(Stored entries)

-- begin --

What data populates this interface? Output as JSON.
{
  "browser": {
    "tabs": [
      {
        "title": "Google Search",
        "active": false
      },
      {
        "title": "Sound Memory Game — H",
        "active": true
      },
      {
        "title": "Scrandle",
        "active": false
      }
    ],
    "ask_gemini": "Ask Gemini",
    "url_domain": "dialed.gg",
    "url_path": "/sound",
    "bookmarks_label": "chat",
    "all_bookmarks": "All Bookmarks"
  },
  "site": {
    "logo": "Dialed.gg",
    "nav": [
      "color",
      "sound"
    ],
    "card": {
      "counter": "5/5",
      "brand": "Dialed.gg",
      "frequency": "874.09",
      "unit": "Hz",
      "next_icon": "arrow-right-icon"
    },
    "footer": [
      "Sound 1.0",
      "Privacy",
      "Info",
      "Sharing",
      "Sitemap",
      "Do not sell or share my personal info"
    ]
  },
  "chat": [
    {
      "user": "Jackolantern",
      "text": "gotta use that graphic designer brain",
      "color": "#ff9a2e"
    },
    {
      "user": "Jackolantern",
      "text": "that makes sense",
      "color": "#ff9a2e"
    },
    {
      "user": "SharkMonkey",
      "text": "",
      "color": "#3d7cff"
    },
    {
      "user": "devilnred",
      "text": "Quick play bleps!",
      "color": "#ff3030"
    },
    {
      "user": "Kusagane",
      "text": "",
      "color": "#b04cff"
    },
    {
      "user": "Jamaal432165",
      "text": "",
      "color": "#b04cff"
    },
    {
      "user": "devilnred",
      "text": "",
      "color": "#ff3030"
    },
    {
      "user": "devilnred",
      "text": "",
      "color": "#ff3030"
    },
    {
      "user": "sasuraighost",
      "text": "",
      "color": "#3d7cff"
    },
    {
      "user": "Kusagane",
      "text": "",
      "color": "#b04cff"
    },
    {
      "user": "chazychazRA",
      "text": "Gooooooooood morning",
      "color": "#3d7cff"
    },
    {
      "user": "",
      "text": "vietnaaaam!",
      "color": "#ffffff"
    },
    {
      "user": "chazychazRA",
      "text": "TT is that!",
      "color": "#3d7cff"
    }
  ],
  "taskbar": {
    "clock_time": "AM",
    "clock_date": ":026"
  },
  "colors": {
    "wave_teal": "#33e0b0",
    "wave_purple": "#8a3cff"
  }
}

-- end --

▶ **TASK OBJECTIVE**
Lines containing the string "that" should be counted; reply with their number and nothing more.

▶ **EXERCISE ANSWER**
3